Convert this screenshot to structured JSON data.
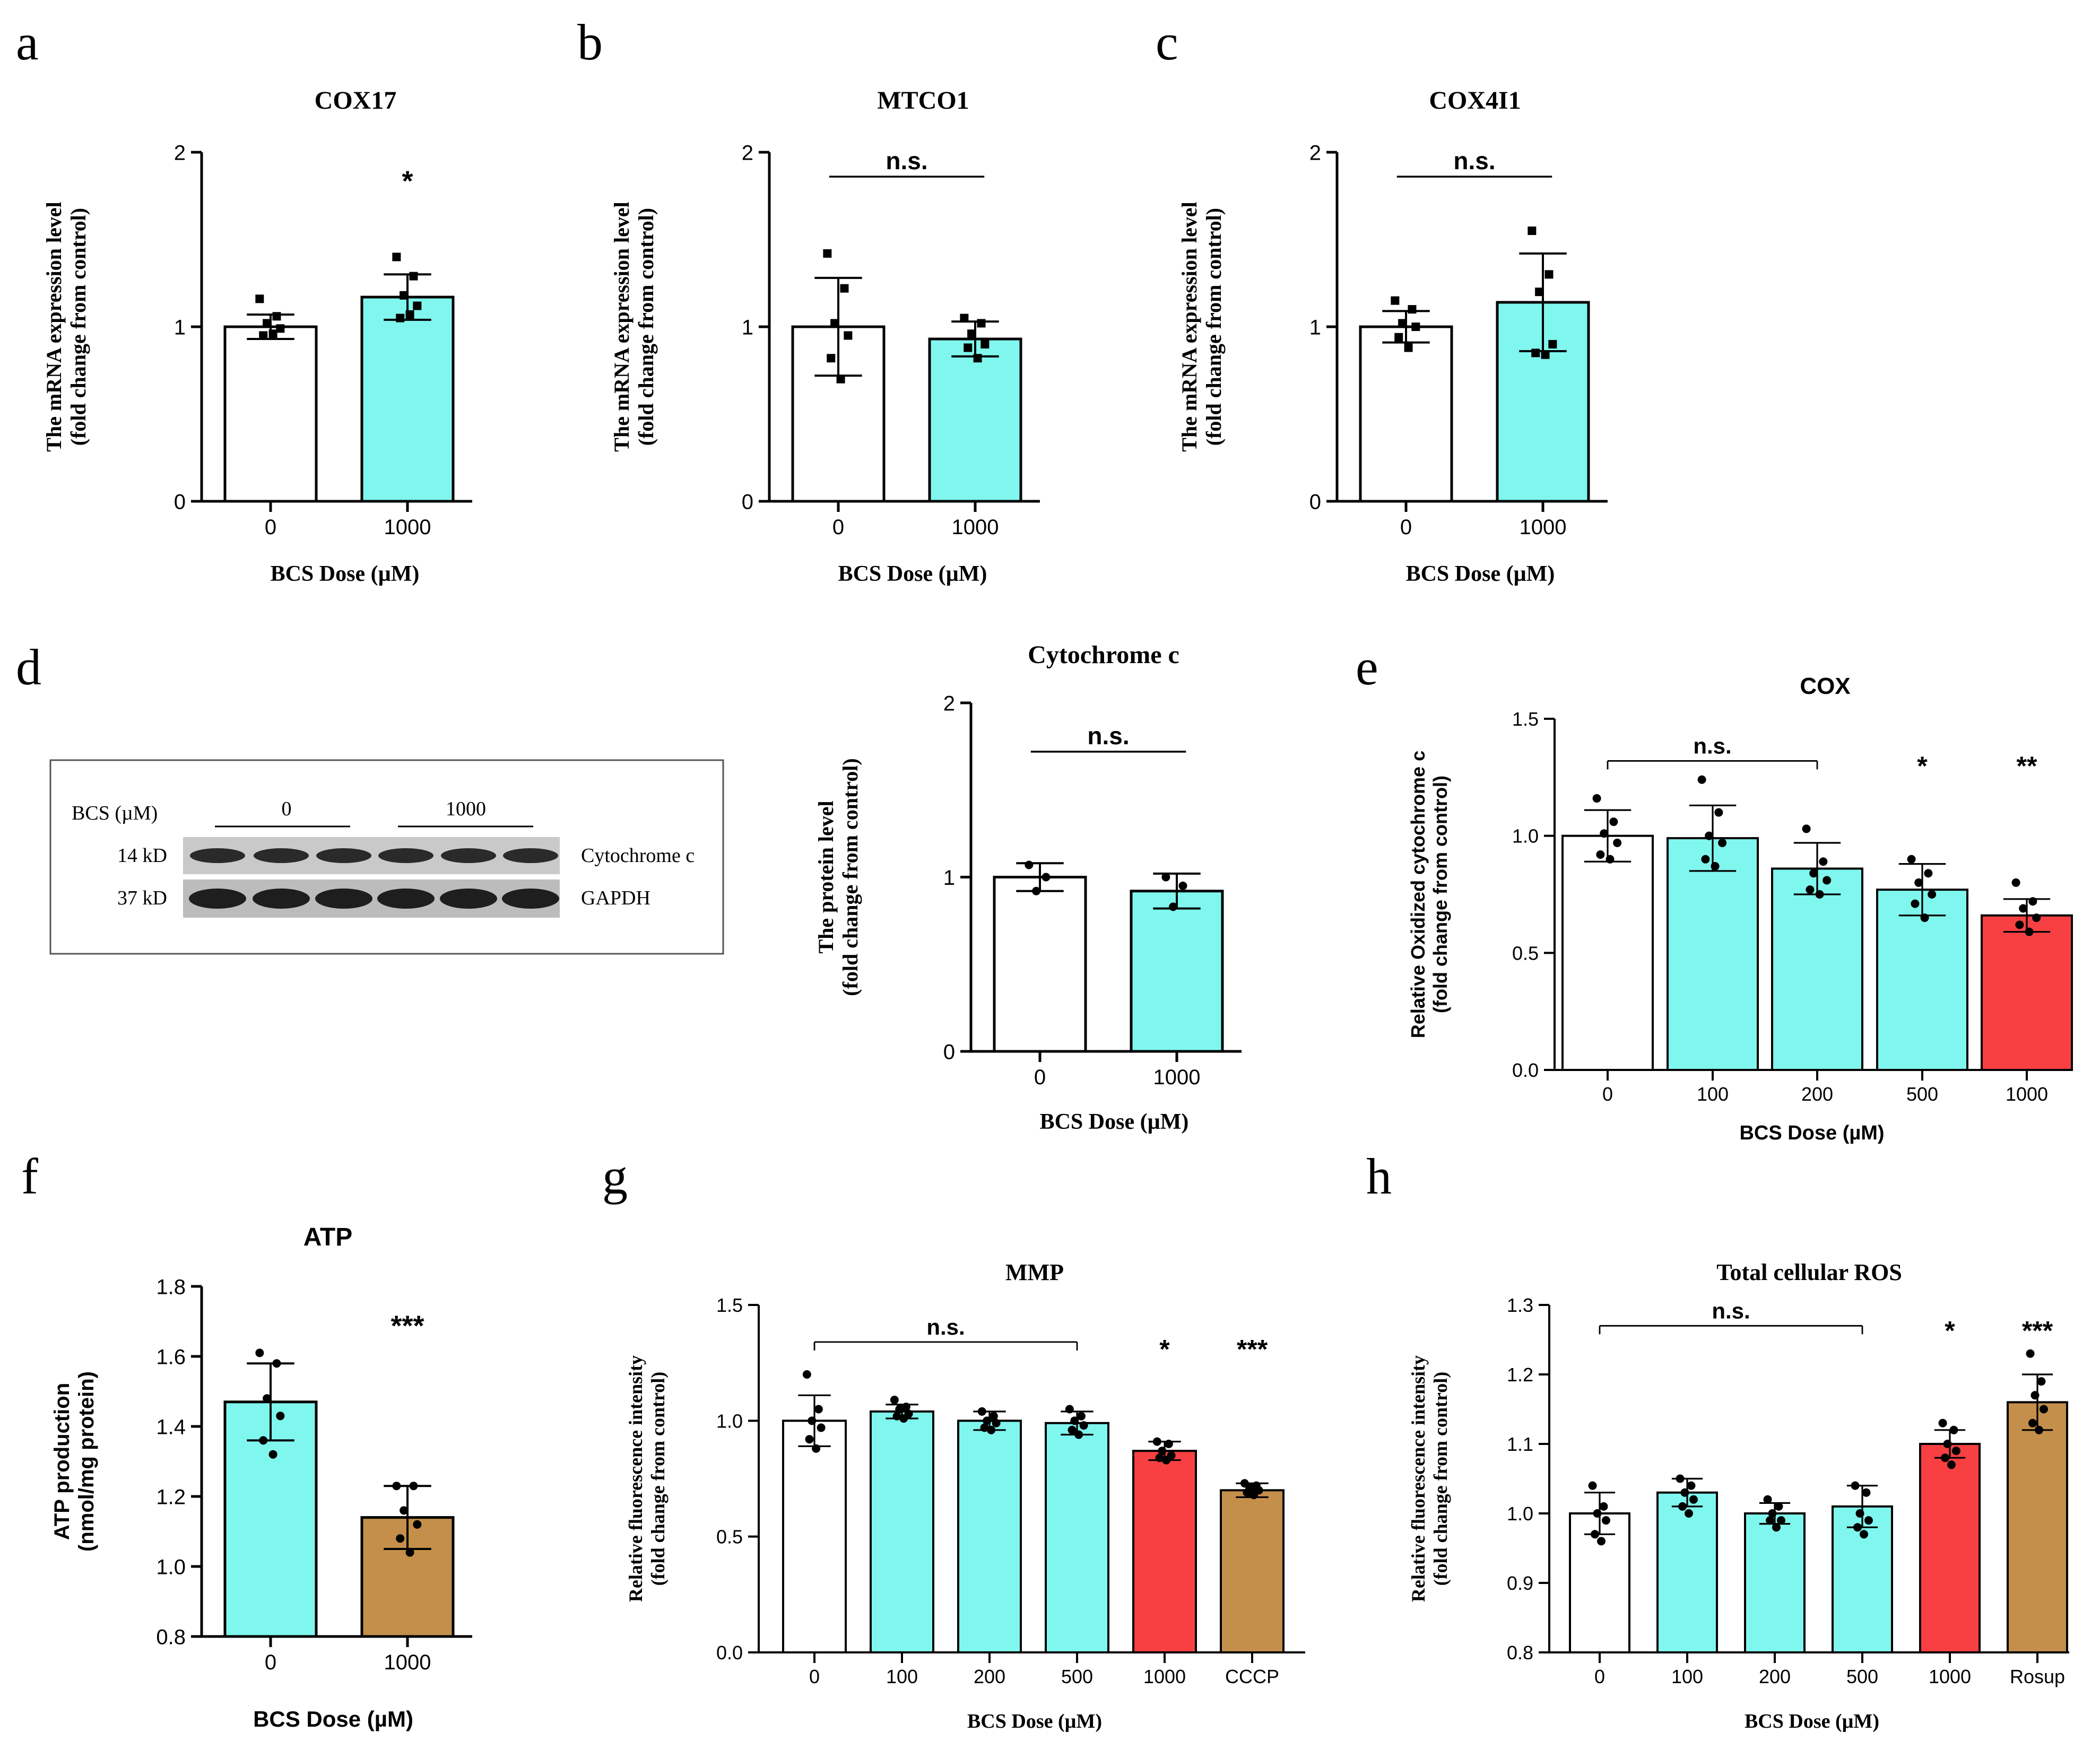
{
  "colors": {
    "white": "#ffffff",
    "cyan": "#80f7ee",
    "red": "#f84043",
    "tan": "#c38f4a",
    "black": "#000000",
    "blot_border": "#555555"
  },
  "panels": {
    "a": {
      "letter": "a"
    },
    "b": {
      "letter": "b"
    },
    "c": {
      "letter": "c"
    },
    "d": {
      "letter": "d"
    },
    "e": {
      "letter": "e"
    },
    "f": {
      "letter": "f"
    },
    "g": {
      "letter": "g"
    },
    "h": {
      "letter": "h"
    }
  },
  "blot": {
    "bcs_label": "BCS (µM)",
    "group_0": "0",
    "group_1000": "1000",
    "row1_kd": "14 kD",
    "row1_name": "Cytochrome c",
    "row2_kd": "37 kD",
    "row2_name": "GAPDH"
  },
  "chart_data": [
    {
      "id": "a",
      "type": "bar",
      "title": "COX17",
      "xlabel": "BCS Dose (µM)",
      "ylabel": [
        "The mRNA expression level",
        "(fold change from control)"
      ],
      "ylim": [
        0,
        2
      ],
      "yticks": [
        "0",
        "1",
        "2"
      ],
      "categories": [
        "0",
        "1000"
      ],
      "values": [
        1.0,
        1.17
      ],
      "errors": [
        0.07,
        0.13
      ],
      "colors": [
        "white",
        "cyan"
      ],
      "points": [
        [
          1.16,
          1.06,
          1.02,
          0.99,
          0.95,
          0.96
        ],
        [
          1.4,
          1.29,
          1.18,
          1.12,
          1.05,
          1.07
        ]
      ],
      "annotations": [
        {
          "text": "*",
          "cat": 1,
          "y": 1.78,
          "kind": "star"
        }
      ],
      "brackets": []
    },
    {
      "id": "b",
      "type": "bar",
      "title": "MTCO1",
      "xlabel": "BCS Dose (µM)",
      "ylabel": [
        "The mRNA expression level",
        "(fold change from control)"
      ],
      "ylim": [
        0,
        2
      ],
      "yticks": [
        "0",
        "1",
        "2"
      ],
      "categories": [
        "0",
        "1000"
      ],
      "values": [
        1.0,
        0.93
      ],
      "errors": [
        0.28,
        0.1
      ],
      "colors": [
        "white",
        "cyan"
      ],
      "points": [
        [
          1.42,
          1.22,
          1.02,
          0.95,
          0.82,
          0.7
        ],
        [
          1.05,
          1.02,
          0.96,
          0.9,
          0.88,
          0.82
        ]
      ],
      "annotations": [],
      "brackets": [
        {
          "from": 0,
          "to": 1,
          "y": 1.86,
          "text": "n.s."
        }
      ]
    },
    {
      "id": "c",
      "type": "bar",
      "title": "COX4I1",
      "xlabel": "BCS Dose (µM)",
      "ylabel": [
        "The mRNA expression level",
        "(fold change from control)"
      ],
      "ylim": [
        0,
        2
      ],
      "yticks": [
        "0",
        "1",
        "2"
      ],
      "categories": [
        "0",
        "1000"
      ],
      "values": [
        1.0,
        1.14
      ],
      "errors": [
        0.09,
        0.28
      ],
      "colors": [
        "white",
        "cyan"
      ],
      "points": [
        [
          1.15,
          1.1,
          1.02,
          1.0,
          0.94,
          0.88
        ],
        [
          1.55,
          1.3,
          1.2,
          0.9,
          0.85,
          0.84
        ]
      ],
      "annotations": [],
      "brackets": [
        {
          "from": 0,
          "to": 1,
          "y": 1.86,
          "text": "n.s."
        }
      ]
    },
    {
      "id": "d",
      "type": "bar",
      "title": "Cytochrome c",
      "xlabel": "BCS Dose (µM)",
      "ylabel": [
        "The protein level",
        "(fold change from control)"
      ],
      "ylim": [
        0,
        2
      ],
      "yticks": [
        "0",
        "1",
        "2"
      ],
      "categories": [
        "0",
        "1000"
      ],
      "values": [
        1.0,
        0.92
      ],
      "errors": [
        0.08,
        0.1
      ],
      "colors": [
        "white",
        "cyan"
      ],
      "points": [
        [
          1.07,
          1.0,
          0.92
        ],
        [
          1.0,
          0.95,
          0.83
        ]
      ],
      "annotations": [],
      "brackets": [
        {
          "from": 0,
          "to": 1,
          "y": 1.72,
          "text": "n.s."
        }
      ]
    },
    {
      "id": "e",
      "type": "bar",
      "title": "COX",
      "xlabel": "BCS Dose (µM)",
      "ylabel": [
        "Relative Oxidized cytochrome c",
        "(fold change from control)"
      ],
      "ylim": [
        0,
        1.5
      ],
      "yticks": [
        "0.0",
        "0.5",
        "1.0",
        "1.5"
      ],
      "categories": [
        "0",
        "100",
        "200",
        "500",
        "1000"
      ],
      "values": [
        1.0,
        0.99,
        0.86,
        0.77,
        0.66
      ],
      "errors": [
        0.11,
        0.14,
        0.11,
        0.11,
        0.07
      ],
      "colors": [
        "white",
        "cyan",
        "cyan",
        "cyan",
        "red"
      ],
      "points": [
        [
          1.16,
          1.06,
          1.01,
          0.97,
          0.92,
          0.9
        ],
        [
          1.24,
          1.1,
          1.0,
          0.97,
          0.9,
          0.87
        ],
        [
          1.03,
          0.89,
          0.84,
          0.81,
          0.77,
          0.75
        ],
        [
          0.9,
          0.84,
          0.8,
          0.75,
          0.71,
          0.65
        ],
        [
          0.8,
          0.72,
          0.69,
          0.65,
          0.62,
          0.59
        ]
      ],
      "annotations": [
        {
          "text": "*",
          "cat": 3,
          "y": 1.26,
          "kind": "star"
        },
        {
          "text": "**",
          "cat": 4,
          "y": 1.26,
          "kind": "star"
        }
      ],
      "brackets": [
        {
          "from": 0,
          "to": 2,
          "y": 1.32,
          "text": "n.s."
        }
      ]
    },
    {
      "id": "f",
      "type": "bar",
      "title": "ATP",
      "xlabel": "BCS Dose (µM)",
      "ylabel": [
        "ATP production",
        "(nmol/mg protein)"
      ],
      "ylim": [
        0.8,
        1.8
      ],
      "yticks": [
        "0.8",
        "1.0",
        "1.2",
        "1.4",
        "1.6",
        "1.8"
      ],
      "categories": [
        "0",
        "1000"
      ],
      "values": [
        1.47,
        1.14
      ],
      "errors": [
        0.11,
        0.09
      ],
      "colors": [
        "cyan",
        "tan"
      ],
      "points": [
        [
          1.61,
          1.58,
          1.48,
          1.43,
          1.36,
          1.32
        ],
        [
          1.23,
          1.23,
          1.16,
          1.12,
          1.08,
          1.04
        ]
      ],
      "annotations": [
        {
          "text": "***",
          "cat": 1,
          "y": 1.66,
          "kind": "star"
        }
      ],
      "brackets": []
    },
    {
      "id": "g",
      "type": "bar",
      "title": "MMP",
      "xlabel": "BCS Dose (µM)",
      "ylabel": [
        "Relative fluorescence intensity",
        "(fold change from control)"
      ],
      "ylim": [
        0,
        1.5
      ],
      "yticks": [
        "0.0",
        "0.5",
        "1.0",
        "1.5"
      ],
      "categories": [
        "0",
        "100",
        "200",
        "500",
        "1000",
        "CCCP"
      ],
      "values": [
        1.0,
        1.04,
        1.0,
        0.99,
        0.87,
        0.7
      ],
      "errors": [
        0.11,
        0.03,
        0.04,
        0.05,
        0.04,
        0.03
      ],
      "colors": [
        "white",
        "cyan",
        "cyan",
        "cyan",
        "red",
        "tan"
      ],
      "points": [
        [
          1.2,
          1.05,
          1.0,
          0.97,
          0.92,
          0.88
        ],
        [
          1.09,
          1.06,
          1.05,
          1.03,
          1.02,
          1.01
        ],
        [
          1.04,
          1.02,
          1.0,
          0.99,
          0.97,
          0.96
        ],
        [
          1.05,
          1.02,
          1.0,
          0.98,
          0.96,
          0.94
        ],
        [
          0.91,
          0.9,
          0.87,
          0.85,
          0.84,
          0.83
        ],
        [
          0.73,
          0.72,
          0.71,
          0.7,
          0.69,
          0.68
        ]
      ],
      "annotations": [
        {
          "text": "*",
          "cat": 4,
          "y": 1.27,
          "kind": "star"
        },
        {
          "text": "***",
          "cat": 5,
          "y": 1.27,
          "kind": "star"
        }
      ],
      "brackets": [
        {
          "from": 0,
          "to": 3,
          "y": 1.34,
          "text": "n.s."
        }
      ]
    },
    {
      "id": "h",
      "type": "bar",
      "title": "Total cellular ROS",
      "xlabel": "BCS Dose (µM)",
      "ylabel": [
        "Relative fluorescence intensity",
        "(fold change from control)"
      ],
      "ylim": [
        0.8,
        1.3
      ],
      "yticks": [
        "0.8",
        "0.9",
        "1.0",
        "1.1",
        "1.2",
        "1.3"
      ],
      "categories": [
        "0",
        "100",
        "200",
        "500",
        "1000",
        "Rosup"
      ],
      "values": [
        1.0,
        1.03,
        1.0,
        1.01,
        1.1,
        1.16
      ],
      "errors": [
        0.03,
        0.02,
        0.015,
        0.03,
        0.02,
        0.04
      ],
      "colors": [
        "white",
        "cyan",
        "cyan",
        "cyan",
        "red",
        "tan"
      ],
      "points": [
        [
          1.04,
          1.01,
          1.0,
          0.99,
          0.97,
          0.96
        ],
        [
          1.05,
          1.04,
          1.03,
          1.02,
          1.01,
          1.0
        ],
        [
          1.02,
          1.01,
          1.0,
          0.99,
          0.99,
          0.98
        ],
        [
          1.04,
          1.03,
          1.0,
          0.99,
          0.98,
          0.97
        ],
        [
          1.13,
          1.12,
          1.1,
          1.09,
          1.08,
          1.07
        ],
        [
          1.23,
          1.19,
          1.17,
          1.15,
          1.13,
          1.12
        ]
      ],
      "annotations": [
        {
          "text": "*",
          "cat": 4,
          "y": 1.25,
          "kind": "star"
        },
        {
          "text": "***",
          "cat": 5,
          "y": 1.25,
          "kind": "star"
        }
      ],
      "brackets": [
        {
          "from": 0,
          "to": 3,
          "y": 1.27,
          "text": "n.s."
        }
      ]
    }
  ]
}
○ ○ ○ ○ ○ ○ ○
In the listing, find each line with the string "letter" and copy it.

      "letter": "a"
      "letter": "b"
      "letter": "c"
      "letter": "d"
      "letter": "e"
      "letter": "f"
      "letter": "g"
      "letter": "h"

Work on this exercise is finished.